■ Task statement: Every record should be written out exactly, with the pictures left out.

Dataset records
------------------------------------------------------------
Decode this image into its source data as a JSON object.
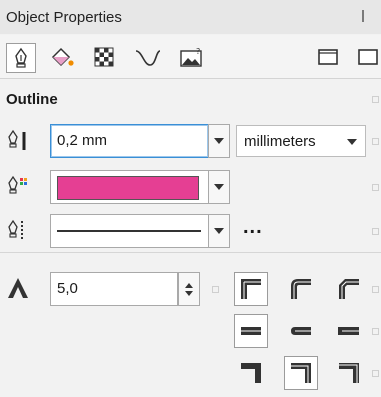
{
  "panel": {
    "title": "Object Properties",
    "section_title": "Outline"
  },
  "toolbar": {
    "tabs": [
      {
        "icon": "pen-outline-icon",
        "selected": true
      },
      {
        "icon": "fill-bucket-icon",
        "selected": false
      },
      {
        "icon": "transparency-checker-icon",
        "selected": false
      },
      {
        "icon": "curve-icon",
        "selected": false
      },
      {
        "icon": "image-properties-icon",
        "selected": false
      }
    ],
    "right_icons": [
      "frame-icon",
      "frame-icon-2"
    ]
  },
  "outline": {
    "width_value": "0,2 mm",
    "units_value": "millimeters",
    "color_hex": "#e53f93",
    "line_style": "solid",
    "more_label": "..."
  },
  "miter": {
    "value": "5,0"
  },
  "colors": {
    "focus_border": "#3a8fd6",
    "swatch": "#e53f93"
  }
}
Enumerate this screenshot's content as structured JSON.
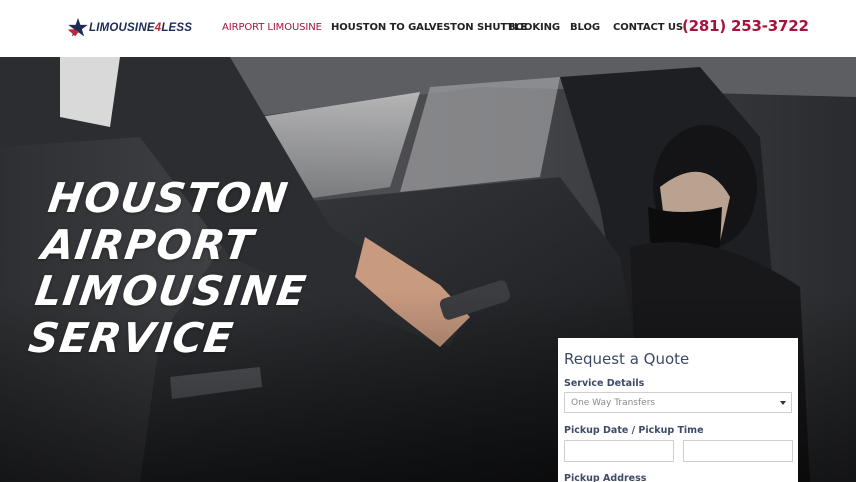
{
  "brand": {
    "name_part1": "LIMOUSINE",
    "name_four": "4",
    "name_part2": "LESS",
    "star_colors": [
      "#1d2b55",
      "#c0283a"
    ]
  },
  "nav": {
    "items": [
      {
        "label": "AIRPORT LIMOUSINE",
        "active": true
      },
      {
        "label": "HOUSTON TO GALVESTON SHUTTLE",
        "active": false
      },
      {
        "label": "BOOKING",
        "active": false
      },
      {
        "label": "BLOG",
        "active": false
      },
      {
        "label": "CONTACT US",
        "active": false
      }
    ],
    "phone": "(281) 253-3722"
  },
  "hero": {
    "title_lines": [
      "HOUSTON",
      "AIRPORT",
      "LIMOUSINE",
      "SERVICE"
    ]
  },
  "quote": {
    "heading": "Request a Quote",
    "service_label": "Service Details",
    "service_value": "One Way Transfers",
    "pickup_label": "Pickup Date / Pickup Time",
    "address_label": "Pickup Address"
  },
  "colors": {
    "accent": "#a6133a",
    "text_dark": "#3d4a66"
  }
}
------------------------------------------------------------
■ Result for this task:
Decode this image into its source data as a JSON object.
{
  "panel": {
    "title": "Object Properties",
    "section_title": "Outline"
  },
  "toolbar": {
    "tabs": [
      {
        "icon": "pen-outline-icon",
        "selected": true
      },
      {
        "icon": "fill-bucket-icon",
        "selected": false
      },
      {
        "icon": "transparency-checker-icon",
        "selected": false
      },
      {
        "icon": "curve-icon",
        "selected": false
      },
      {
        "icon": "image-properties-icon",
        "selected": false
      }
    ],
    "right_icons": [
      "frame-icon",
      "frame-icon-2"
    ]
  },
  "outline": {
    "width_value": "0,2 mm",
    "units_value": "millimeters",
    "color_hex": "#e53f93",
    "line_style": "solid",
    "more_label": "..."
  },
  "miter": {
    "value": "5,0"
  },
  "colors": {
    "focus_border": "#3a8fd6",
    "swatch": "#e53f93"
  }
}
Enumerate this screenshot's content as structured JSON.
{
  "brand": {
    "name_part1": "LIMOUSINE",
    "name_four": "4",
    "name_part2": "LESS",
    "star_colors": [
      "#1d2b55",
      "#c0283a"
    ]
  },
  "nav": {
    "items": [
      {
        "label": "AIRPORT LIMOUSINE",
        "active": true
      },
      {
        "label": "HOUSTON TO GALVESTON SHUTTLE",
        "active": false
      },
      {
        "label": "BOOKING",
        "active": false
      },
      {
        "label": "BLOG",
        "active": false
      },
      {
        "label": "CONTACT US",
        "active": false
      }
    ],
    "phone": "(281) 253-3722"
  },
  "hero": {
    "title_lines": [
      "HOUSTON",
      "AIRPORT",
      "LIMOUSINE",
      "SERVICE"
    ]
  },
  "quote": {
    "heading": "Request a Quote",
    "service_label": "Service Details",
    "service_value": "One Way Transfers",
    "pickup_label": "Pickup Date / Pickup Time",
    "address_label": "Pickup Address"
  },
  "colors": {
    "accent": "#a6133a",
    "text_dark": "#3d4a66"
  }
}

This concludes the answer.